_Task requirements_. For each line that holds "than", copy the line out.

_Items listed in a dataset_.
========================================

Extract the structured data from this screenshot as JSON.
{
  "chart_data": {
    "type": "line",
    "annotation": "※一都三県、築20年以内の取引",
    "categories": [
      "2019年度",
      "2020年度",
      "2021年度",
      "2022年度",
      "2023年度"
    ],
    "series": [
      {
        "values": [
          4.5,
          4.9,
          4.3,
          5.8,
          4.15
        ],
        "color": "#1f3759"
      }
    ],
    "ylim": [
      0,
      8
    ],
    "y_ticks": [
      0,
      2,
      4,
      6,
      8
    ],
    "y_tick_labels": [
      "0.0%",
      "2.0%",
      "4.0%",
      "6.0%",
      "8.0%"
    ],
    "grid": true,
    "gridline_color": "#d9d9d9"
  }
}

========================================

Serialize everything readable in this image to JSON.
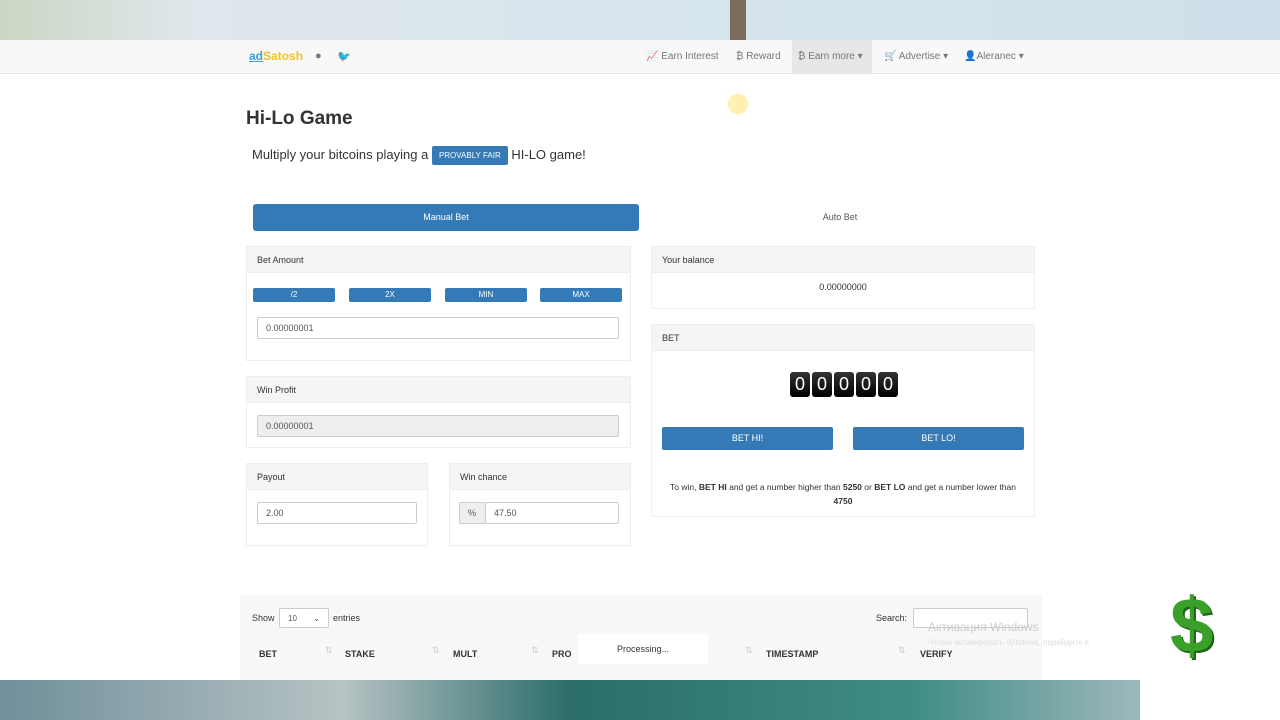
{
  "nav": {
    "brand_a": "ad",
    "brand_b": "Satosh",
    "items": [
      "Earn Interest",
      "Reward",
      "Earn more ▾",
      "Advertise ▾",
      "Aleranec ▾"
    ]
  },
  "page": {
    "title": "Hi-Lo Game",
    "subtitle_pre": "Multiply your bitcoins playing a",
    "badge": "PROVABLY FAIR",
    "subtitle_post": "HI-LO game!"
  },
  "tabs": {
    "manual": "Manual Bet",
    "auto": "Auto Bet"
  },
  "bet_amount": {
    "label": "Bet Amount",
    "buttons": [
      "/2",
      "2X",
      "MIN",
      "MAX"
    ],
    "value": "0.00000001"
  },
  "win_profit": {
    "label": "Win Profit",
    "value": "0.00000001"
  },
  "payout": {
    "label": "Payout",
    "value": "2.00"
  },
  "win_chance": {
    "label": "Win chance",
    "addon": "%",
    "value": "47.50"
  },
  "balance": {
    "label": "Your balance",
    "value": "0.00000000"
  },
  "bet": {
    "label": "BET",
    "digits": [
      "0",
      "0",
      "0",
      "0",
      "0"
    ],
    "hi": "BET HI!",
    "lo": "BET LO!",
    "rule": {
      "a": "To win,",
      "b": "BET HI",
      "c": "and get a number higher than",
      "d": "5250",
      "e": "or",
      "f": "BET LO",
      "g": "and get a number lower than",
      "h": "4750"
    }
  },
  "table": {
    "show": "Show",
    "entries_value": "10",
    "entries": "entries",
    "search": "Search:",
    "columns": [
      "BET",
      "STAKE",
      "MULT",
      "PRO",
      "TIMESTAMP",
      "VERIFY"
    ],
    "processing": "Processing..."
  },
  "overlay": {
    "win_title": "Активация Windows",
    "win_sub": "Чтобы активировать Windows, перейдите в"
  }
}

========================================

_Task answer_.
      "c": "and get a number higher than",
      "g": "and get a number lower than",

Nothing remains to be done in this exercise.